-- begin Dataset rows --

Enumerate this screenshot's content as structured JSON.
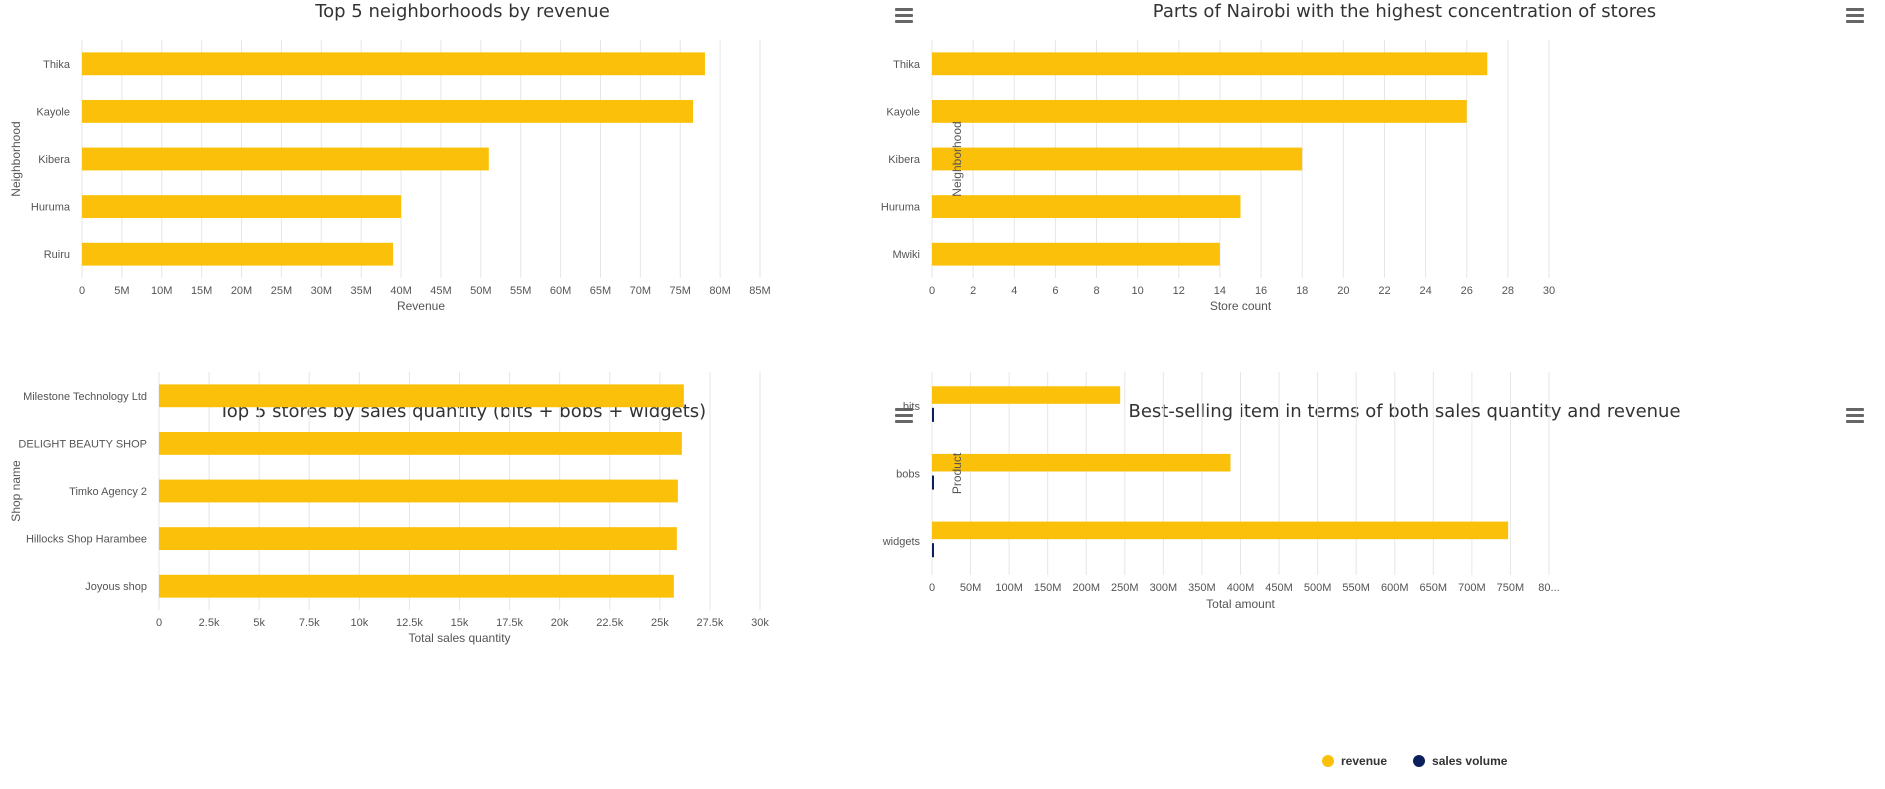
{
  "colors": {
    "bar": "#FBC10A",
    "volume": "#0B1F5C",
    "grid": "#E6E6E6",
    "axis_text": "#555555"
  },
  "menu_icon": "hamburger-menu-icon",
  "chart_data": [
    {
      "type": "bar",
      "orientation": "horizontal",
      "title": "Top 5 neighborhoods by revenue",
      "xlabel": "Revenue",
      "ylabel": "Neighborhood",
      "categories": [
        "Thika",
        "Kayole",
        "Kibera",
        "Huruma",
        "Ruiru"
      ],
      "series": [
        {
          "values": [
            78100000,
            76600000,
            51000000,
            40000000,
            39000000
          ]
        }
      ],
      "xlim": [
        0,
        85000000
      ],
      "ticks": [
        "0",
        "5M",
        "10M",
        "15M",
        "20M",
        "25M",
        "30M",
        "35M",
        "40M",
        "45M",
        "50M",
        "55M",
        "60M",
        "65M",
        "70M",
        "75M",
        "80M",
        "85M"
      ],
      "grid": true
    },
    {
      "type": "bar",
      "orientation": "horizontal",
      "title": "Parts of Nairobi with the highest concentration of stores",
      "xlabel": "Store count",
      "ylabel": "Neighborhood",
      "categories": [
        "Thika",
        "Kayole",
        "Kibera",
        "Huruma",
        "Mwiki"
      ],
      "series": [
        {
          "values": [
            27,
            26,
            18,
            15,
            14
          ]
        }
      ],
      "xlim": [
        0,
        30
      ],
      "ticks": [
        "0",
        "2",
        "4",
        "6",
        "8",
        "10",
        "12",
        "14",
        "16",
        "18",
        "20",
        "22",
        "24",
        "26",
        "28",
        "30"
      ],
      "grid": true
    },
    {
      "type": "bar",
      "orientation": "horizontal",
      "title": "Top 5 stores by sales quantity (bits + bobs + widgets)",
      "xlabel": "Total sales quantity",
      "ylabel": "Shop name",
      "categories": [
        "Milestone Technology Ltd",
        "DELIGHT BEAUTY SHOP",
        "Timko Agency 2",
        "Hillocks Shop Harambee",
        "Joyous shop"
      ],
      "series": [
        {
          "values": [
            26200,
            26100,
            25900,
            25850,
            25700
          ]
        }
      ],
      "xlim": [
        0,
        30000
      ],
      "ticks": [
        "0",
        "2.5k",
        "5k",
        "7.5k",
        "10k",
        "12.5k",
        "15k",
        "17.5k",
        "20k",
        "22.5k",
        "25k",
        "27.5k",
        "30k"
      ],
      "grid": true
    },
    {
      "type": "bar",
      "orientation": "horizontal",
      "title": "Best-selling item in terms of both sales quantity and revenue",
      "xlabel": "Total amount",
      "ylabel": "Product",
      "categories": [
        "bits",
        "bobs",
        "widgets"
      ],
      "series": [
        {
          "name": "revenue",
          "values": [
            244000000,
            387000000,
            747000000
          ]
        },
        {
          "name": "sales volume",
          "values": [
            250000,
            400000,
            750000
          ]
        }
      ],
      "xlim": [
        0,
        800000000
      ],
      "ticks": [
        "0",
        "50M",
        "100M",
        "150M",
        "200M",
        "250M",
        "300M",
        "350M",
        "400M",
        "450M",
        "500M",
        "550M",
        "600M",
        "650M",
        "700M",
        "750M",
        "80..."
      ],
      "grid": true,
      "legend": "bottom-center"
    }
  ]
}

-- end Dataset rows --

[The problem]: Print all entries exactly. The images do not belong in the copy.

[Task answer]:
Enumerate this screenshot's content as structured JSON.
{
  "colors": {
    "bar": "#FBC10A",
    "volume": "#0B1F5C",
    "grid": "#E6E6E6",
    "axis_text": "#555555"
  },
  "menu_icon": "hamburger-menu-icon",
  "chart_data": [
    {
      "type": "bar",
      "orientation": "horizontal",
      "title": "Top 5 neighborhoods by revenue",
      "xlabel": "Revenue",
      "ylabel": "Neighborhood",
      "categories": [
        "Thika",
        "Kayole",
        "Kibera",
        "Huruma",
        "Ruiru"
      ],
      "series": [
        {
          "values": [
            78100000,
            76600000,
            51000000,
            40000000,
            39000000
          ]
        }
      ],
      "xlim": [
        0,
        85000000
      ],
      "ticks": [
        "0",
        "5M",
        "10M",
        "15M",
        "20M",
        "25M",
        "30M",
        "35M",
        "40M",
        "45M",
        "50M",
        "55M",
        "60M",
        "65M",
        "70M",
        "75M",
        "80M",
        "85M"
      ],
      "grid": true
    },
    {
      "type": "bar",
      "orientation": "horizontal",
      "title": "Parts of Nairobi with the highest concentration of stores",
      "xlabel": "Store count",
      "ylabel": "Neighborhood",
      "categories": [
        "Thika",
        "Kayole",
        "Kibera",
        "Huruma",
        "Mwiki"
      ],
      "series": [
        {
          "values": [
            27,
            26,
            18,
            15,
            14
          ]
        }
      ],
      "xlim": [
        0,
        30
      ],
      "ticks": [
        "0",
        "2",
        "4",
        "6",
        "8",
        "10",
        "12",
        "14",
        "16",
        "18",
        "20",
        "22",
        "24",
        "26",
        "28",
        "30"
      ],
      "grid": true
    },
    {
      "type": "bar",
      "orientation": "horizontal",
      "title": "Top 5 stores by sales quantity (bits + bobs + widgets)",
      "xlabel": "Total sales quantity",
      "ylabel": "Shop name",
      "categories": [
        "Milestone Technology Ltd",
        "DELIGHT BEAUTY SHOP",
        "Timko Agency 2",
        "Hillocks Shop Harambee",
        "Joyous shop"
      ],
      "series": [
        {
          "values": [
            26200,
            26100,
            25900,
            25850,
            25700
          ]
        }
      ],
      "xlim": [
        0,
        30000
      ],
      "ticks": [
        "0",
        "2.5k",
        "5k",
        "7.5k",
        "10k",
        "12.5k",
        "15k",
        "17.5k",
        "20k",
        "22.5k",
        "25k",
        "27.5k",
        "30k"
      ],
      "grid": true
    },
    {
      "type": "bar",
      "orientation": "horizontal",
      "title": "Best-selling item in terms of both sales quantity and revenue",
      "xlabel": "Total amount",
      "ylabel": "Product",
      "categories": [
        "bits",
        "bobs",
        "widgets"
      ],
      "series": [
        {
          "name": "revenue",
          "values": [
            244000000,
            387000000,
            747000000
          ]
        },
        {
          "name": "sales volume",
          "values": [
            250000,
            400000,
            750000
          ]
        }
      ],
      "xlim": [
        0,
        800000000
      ],
      "ticks": [
        "0",
        "50M",
        "100M",
        "150M",
        "200M",
        "250M",
        "300M",
        "350M",
        "400M",
        "450M",
        "500M",
        "550M",
        "600M",
        "650M",
        "700M",
        "750M",
        "80..."
      ],
      "grid": true,
      "legend": "bottom-center"
    }
  ]
}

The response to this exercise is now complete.